Exercise input —

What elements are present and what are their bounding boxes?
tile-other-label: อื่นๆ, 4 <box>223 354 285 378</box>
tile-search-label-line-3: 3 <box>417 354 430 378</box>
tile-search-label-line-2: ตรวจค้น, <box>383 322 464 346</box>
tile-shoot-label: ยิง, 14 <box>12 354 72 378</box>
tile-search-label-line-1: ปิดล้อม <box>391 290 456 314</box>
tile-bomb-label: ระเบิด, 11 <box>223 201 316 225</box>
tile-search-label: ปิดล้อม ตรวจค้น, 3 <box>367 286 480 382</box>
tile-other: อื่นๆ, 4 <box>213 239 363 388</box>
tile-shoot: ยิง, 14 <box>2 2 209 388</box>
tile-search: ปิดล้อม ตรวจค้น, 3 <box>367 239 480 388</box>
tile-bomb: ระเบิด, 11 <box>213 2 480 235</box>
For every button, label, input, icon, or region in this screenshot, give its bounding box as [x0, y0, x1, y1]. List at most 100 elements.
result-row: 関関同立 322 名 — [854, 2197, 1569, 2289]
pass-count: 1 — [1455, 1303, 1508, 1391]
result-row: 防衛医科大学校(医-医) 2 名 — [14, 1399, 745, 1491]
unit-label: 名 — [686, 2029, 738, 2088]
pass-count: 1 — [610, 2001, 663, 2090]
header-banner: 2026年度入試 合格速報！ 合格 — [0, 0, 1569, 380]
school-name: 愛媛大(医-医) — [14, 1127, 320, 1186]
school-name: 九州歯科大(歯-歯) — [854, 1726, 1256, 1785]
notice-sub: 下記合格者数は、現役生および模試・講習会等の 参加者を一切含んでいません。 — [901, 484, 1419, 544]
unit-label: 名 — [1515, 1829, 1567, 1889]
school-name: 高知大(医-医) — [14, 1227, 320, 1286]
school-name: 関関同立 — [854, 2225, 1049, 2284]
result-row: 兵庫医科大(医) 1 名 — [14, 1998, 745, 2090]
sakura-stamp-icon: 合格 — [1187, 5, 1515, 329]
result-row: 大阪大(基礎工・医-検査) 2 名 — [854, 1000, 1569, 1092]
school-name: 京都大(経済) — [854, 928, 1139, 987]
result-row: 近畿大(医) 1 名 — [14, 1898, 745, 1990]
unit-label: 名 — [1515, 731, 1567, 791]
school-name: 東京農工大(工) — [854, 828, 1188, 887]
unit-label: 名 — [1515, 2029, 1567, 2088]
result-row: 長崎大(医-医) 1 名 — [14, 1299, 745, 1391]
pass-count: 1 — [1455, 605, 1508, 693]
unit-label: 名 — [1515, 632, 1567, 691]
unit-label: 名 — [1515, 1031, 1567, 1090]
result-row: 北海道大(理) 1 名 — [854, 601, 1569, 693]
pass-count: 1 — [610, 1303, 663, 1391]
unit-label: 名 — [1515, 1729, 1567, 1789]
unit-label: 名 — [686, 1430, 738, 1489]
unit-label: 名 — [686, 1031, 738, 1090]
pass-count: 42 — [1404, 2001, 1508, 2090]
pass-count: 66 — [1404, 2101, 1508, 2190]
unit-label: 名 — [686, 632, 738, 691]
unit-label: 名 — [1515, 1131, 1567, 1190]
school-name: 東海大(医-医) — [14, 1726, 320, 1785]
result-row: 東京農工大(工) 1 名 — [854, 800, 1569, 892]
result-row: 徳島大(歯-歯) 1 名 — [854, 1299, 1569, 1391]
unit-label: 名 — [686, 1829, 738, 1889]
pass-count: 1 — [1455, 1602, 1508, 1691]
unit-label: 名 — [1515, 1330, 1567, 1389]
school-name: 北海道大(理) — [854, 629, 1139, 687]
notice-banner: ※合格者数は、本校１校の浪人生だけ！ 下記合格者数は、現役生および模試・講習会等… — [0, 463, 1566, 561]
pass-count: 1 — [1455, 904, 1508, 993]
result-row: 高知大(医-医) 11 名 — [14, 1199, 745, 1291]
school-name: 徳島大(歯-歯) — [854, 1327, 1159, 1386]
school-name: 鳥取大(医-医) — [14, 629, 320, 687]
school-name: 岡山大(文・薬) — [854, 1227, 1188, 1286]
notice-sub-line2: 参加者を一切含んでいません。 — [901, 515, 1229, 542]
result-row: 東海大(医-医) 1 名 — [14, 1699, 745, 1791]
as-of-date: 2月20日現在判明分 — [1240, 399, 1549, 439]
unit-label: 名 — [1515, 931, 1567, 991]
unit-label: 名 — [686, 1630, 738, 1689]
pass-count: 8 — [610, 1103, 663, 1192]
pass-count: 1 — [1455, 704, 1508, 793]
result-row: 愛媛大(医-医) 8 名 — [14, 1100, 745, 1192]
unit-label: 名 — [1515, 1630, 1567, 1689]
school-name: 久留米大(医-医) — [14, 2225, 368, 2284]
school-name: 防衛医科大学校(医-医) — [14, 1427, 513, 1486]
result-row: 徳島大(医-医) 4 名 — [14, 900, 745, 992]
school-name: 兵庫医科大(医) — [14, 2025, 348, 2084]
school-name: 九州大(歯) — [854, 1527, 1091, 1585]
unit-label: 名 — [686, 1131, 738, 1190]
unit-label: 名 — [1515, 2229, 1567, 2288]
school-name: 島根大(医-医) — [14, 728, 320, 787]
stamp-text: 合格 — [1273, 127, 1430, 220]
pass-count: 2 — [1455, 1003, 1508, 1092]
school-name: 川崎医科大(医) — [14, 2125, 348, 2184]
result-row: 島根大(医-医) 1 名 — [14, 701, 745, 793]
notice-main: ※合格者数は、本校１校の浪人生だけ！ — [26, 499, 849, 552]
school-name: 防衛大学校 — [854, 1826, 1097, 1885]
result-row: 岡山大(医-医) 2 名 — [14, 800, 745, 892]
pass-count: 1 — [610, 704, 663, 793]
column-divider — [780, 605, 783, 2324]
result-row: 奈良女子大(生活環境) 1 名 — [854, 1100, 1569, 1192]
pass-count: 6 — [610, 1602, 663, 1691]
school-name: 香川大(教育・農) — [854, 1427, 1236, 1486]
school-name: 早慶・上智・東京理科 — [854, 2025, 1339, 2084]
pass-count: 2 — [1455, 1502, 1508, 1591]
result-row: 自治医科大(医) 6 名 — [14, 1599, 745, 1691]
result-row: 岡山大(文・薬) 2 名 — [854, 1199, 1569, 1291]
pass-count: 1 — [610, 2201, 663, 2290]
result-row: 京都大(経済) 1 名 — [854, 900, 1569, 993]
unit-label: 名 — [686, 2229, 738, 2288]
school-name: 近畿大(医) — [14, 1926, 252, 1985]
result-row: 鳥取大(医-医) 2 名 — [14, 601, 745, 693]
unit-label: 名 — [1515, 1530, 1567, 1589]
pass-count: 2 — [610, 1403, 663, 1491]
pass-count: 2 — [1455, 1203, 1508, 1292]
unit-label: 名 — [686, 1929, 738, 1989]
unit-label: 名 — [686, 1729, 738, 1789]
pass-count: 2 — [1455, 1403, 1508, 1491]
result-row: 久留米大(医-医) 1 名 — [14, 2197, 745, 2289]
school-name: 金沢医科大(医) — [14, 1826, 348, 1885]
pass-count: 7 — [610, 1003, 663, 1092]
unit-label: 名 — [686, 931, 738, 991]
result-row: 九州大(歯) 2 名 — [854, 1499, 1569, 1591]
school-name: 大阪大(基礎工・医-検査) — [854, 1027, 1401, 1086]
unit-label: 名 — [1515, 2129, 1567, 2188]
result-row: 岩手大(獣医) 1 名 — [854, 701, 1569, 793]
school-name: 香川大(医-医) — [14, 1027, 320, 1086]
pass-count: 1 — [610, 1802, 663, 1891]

Stated exercise — Copy the listing above line for line, changing nothing.

Solution —
What elements are present and what are their bounding boxes?
tile-other-label: อื่นๆ, 4 <box>223 354 285 378</box>
tile-search-label-line-3: 3 <box>417 354 430 378</box>
tile-search-label-line-2: ตรวจค้น, <box>383 322 464 346</box>
tile-shoot-label: ยิง, 14 <box>12 354 72 378</box>
tile-search-label-line-1: ปิดล้อม <box>391 290 456 314</box>
tile-bomb-label: ระเบิด, 11 <box>223 201 316 225</box>
tile-search-label: ปิดล้อม ตรวจค้น, 3 <box>367 286 480 382</box>
tile-other: อื่นๆ, 4 <box>213 239 363 388</box>
tile-shoot: ยิง, 14 <box>2 2 209 388</box>
tile-search: ปิดล้อม ตรวจค้น, 3 <box>367 239 480 388</box>
tile-bomb: ระเบิด, 11 <box>213 2 480 235</box>
For every button, label, input, icon, or region in this screenshot, give its bounding box as [x0, y0, x1, y1]. List at most 100 elements.
result-row: 関関同立 322 名 — [854, 2197, 1569, 2289]
pass-count: 1 — [1455, 1303, 1508, 1391]
result-row: 防衛医科大学校(医-医) 2 名 — [14, 1399, 745, 1491]
unit-label: 名 — [686, 2029, 738, 2088]
pass-count: 1 — [610, 2001, 663, 2090]
header-banner: 2026年度入試 合格速報！ 合格 — [0, 0, 1569, 380]
school-name: 愛媛大(医-医) — [14, 1127, 320, 1186]
school-name: 九州歯科大(歯-歯) — [854, 1726, 1256, 1785]
notice-sub: 下記合格者数は、現役生および模試・講習会等の 参加者を一切含んでいません。 — [901, 484, 1419, 544]
unit-label: 名 — [1515, 1829, 1567, 1889]
school-name: 高知大(医-医) — [14, 1227, 320, 1286]
school-name: 関関同立 — [854, 2225, 1049, 2284]
result-row: 兵庫医科大(医) 1 名 — [14, 1998, 745, 2090]
sakura-stamp-icon: 合格 — [1187, 5, 1515, 329]
result-row: 大阪大(基礎工・医-検査) 2 名 — [854, 1000, 1569, 1092]
school-name: 京都大(経済) — [854, 928, 1139, 987]
result-row: 近畿大(医) 1 名 — [14, 1898, 745, 1990]
unit-label: 名 — [1515, 731, 1567, 791]
school-name: 東京農工大(工) — [854, 828, 1188, 887]
unit-label: 名 — [1515, 2029, 1567, 2088]
result-row: 長崎大(医-医) 1 名 — [14, 1299, 745, 1391]
pass-count: 1 — [1455, 605, 1508, 693]
unit-label: 名 — [1515, 632, 1567, 691]
unit-label: 名 — [1515, 1031, 1567, 1090]
result-row: 北海道大(理) 1 名 — [854, 601, 1569, 693]
pass-count: 1 — [610, 1303, 663, 1391]
unit-label: 名 — [1515, 1729, 1567, 1789]
unit-label: 名 — [686, 1430, 738, 1489]
unit-label: 名 — [686, 1031, 738, 1090]
pass-count: 42 — [1404, 2001, 1508, 2090]
pass-count: 66 — [1404, 2101, 1508, 2190]
unit-label: 名 — [686, 632, 738, 691]
unit-label: 名 — [1515, 1131, 1567, 1190]
school-name: 東海大(医-医) — [14, 1726, 320, 1785]
result-row: 東京農工大(工) 1 名 — [854, 800, 1569, 892]
result-row: 徳島大(歯-歯) 1 名 — [854, 1299, 1569, 1391]
unit-label: 名 — [686, 1829, 738, 1889]
pass-count: 1 — [1455, 1602, 1508, 1691]
unit-label: 名 — [1515, 1330, 1567, 1389]
school-name: 北海道大(理) — [854, 629, 1139, 687]
notice-banner: ※合格者数は、本校１校の浪人生だけ！ 下記合格者数は、現役生および模試・講習会等… — [0, 463, 1566, 561]
pass-count: 1 — [1455, 904, 1508, 993]
result-row: 高知大(医-医) 11 名 — [14, 1199, 745, 1291]
school-name: 徳島大(歯-歯) — [854, 1327, 1159, 1386]
school-name: 鳥取大(医-医) — [14, 629, 320, 687]
school-name: 岡山大(文・薬) — [854, 1227, 1188, 1286]
notice-sub-line2: 参加者を一切含んでいません。 — [901, 515, 1229, 542]
result-row: 東海大(医-医) 1 名 — [14, 1699, 745, 1791]
as-of-date: 2月20日現在判明分 — [1240, 399, 1549, 439]
unit-label: 名 — [1515, 931, 1567, 991]
unit-label: 名 — [686, 1630, 738, 1689]
pass-count: 8 — [610, 1103, 663, 1192]
pass-count: 1 — [1455, 704, 1508, 793]
result-row: 愛媛大(医-医) 8 名 — [14, 1100, 745, 1192]
unit-label: 名 — [1515, 1630, 1567, 1689]
school-name: 久留米大(医-医) — [14, 2225, 368, 2284]
school-name: 防衛医科大学校(医-医) — [14, 1427, 513, 1486]
result-row: 徳島大(医-医) 4 名 — [14, 900, 745, 992]
school-name: 兵庫医科大(医) — [14, 2025, 348, 2084]
school-name: 九州大(歯) — [854, 1527, 1091, 1585]
unit-label: 名 — [686, 1131, 738, 1190]
unit-label: 名 — [1515, 2229, 1567, 2288]
school-name: 島根大(医-医) — [14, 728, 320, 787]
stamp-text: 合格 — [1273, 127, 1430, 220]
pass-count: 2 — [1455, 1003, 1508, 1092]
school-name: 川崎医科大(医) — [14, 2125, 348, 2184]
result-row: 島根大(医-医) 1 名 — [14, 701, 745, 793]
notice-main: ※合格者数は、本校１校の浪人生だけ！ — [26, 499, 849, 552]
school-name: 防衛大学校 — [854, 1826, 1097, 1885]
result-row: 岡山大(医-医) 2 名 — [14, 800, 745, 892]
pass-count: 1 — [610, 704, 663, 793]
column-divider — [780, 605, 783, 2324]
result-row: 奈良女子大(生活環境) 1 名 — [854, 1100, 1569, 1192]
pass-count: 6 — [610, 1602, 663, 1691]
school-name: 香川大(教育・農) — [854, 1427, 1236, 1486]
school-name: 早慶・上智・東京理科 — [854, 2025, 1339, 2084]
pass-count: 2 — [1455, 1502, 1508, 1591]
result-row: 自治医科大(医) 6 名 — [14, 1599, 745, 1691]
result-row: 岡山大(文・薬) 2 名 — [854, 1199, 1569, 1291]
pass-count: 1 — [610, 2201, 663, 2290]
result-row: 京都大(経済) 1 名 — [854, 900, 1569, 993]
unit-label: 名 — [686, 2229, 738, 2288]
school-name: 近畿大(医) — [14, 1926, 252, 1985]
result-row: 鳥取大(医-医) 2 名 — [14, 601, 745, 693]
unit-label: 名 — [1515, 1530, 1567, 1589]
pass-count: 2 — [610, 1403, 663, 1491]
pass-count: 2 — [1455, 1203, 1508, 1292]
unit-label: 名 — [686, 1929, 738, 1989]
unit-label: 名 — [686, 1729, 738, 1789]
pass-count: 2 — [1455, 1403, 1508, 1491]
result-row: 久留米大(医-医) 1 名 — [14, 2197, 745, 2289]
school-name: 金沢医科大(医) — [14, 1826, 348, 1885]
pass-count: 7 — [610, 1003, 663, 1092]
unit-label: 名 — [686, 931, 738, 991]
result-row: 九州大(歯) 2 名 — [854, 1499, 1569, 1591]
school-name: 大阪大(基礎工・医-検査) — [854, 1027, 1401, 1086]
unit-label: 名 — [1515, 2129, 1567, 2188]
result-row: 岩手大(獣医) 1 名 — [854, 701, 1569, 793]
school-name: 香川大(医-医) — [14, 1027, 320, 1086]
pass-count: 1 — [610, 1802, 663, 1891]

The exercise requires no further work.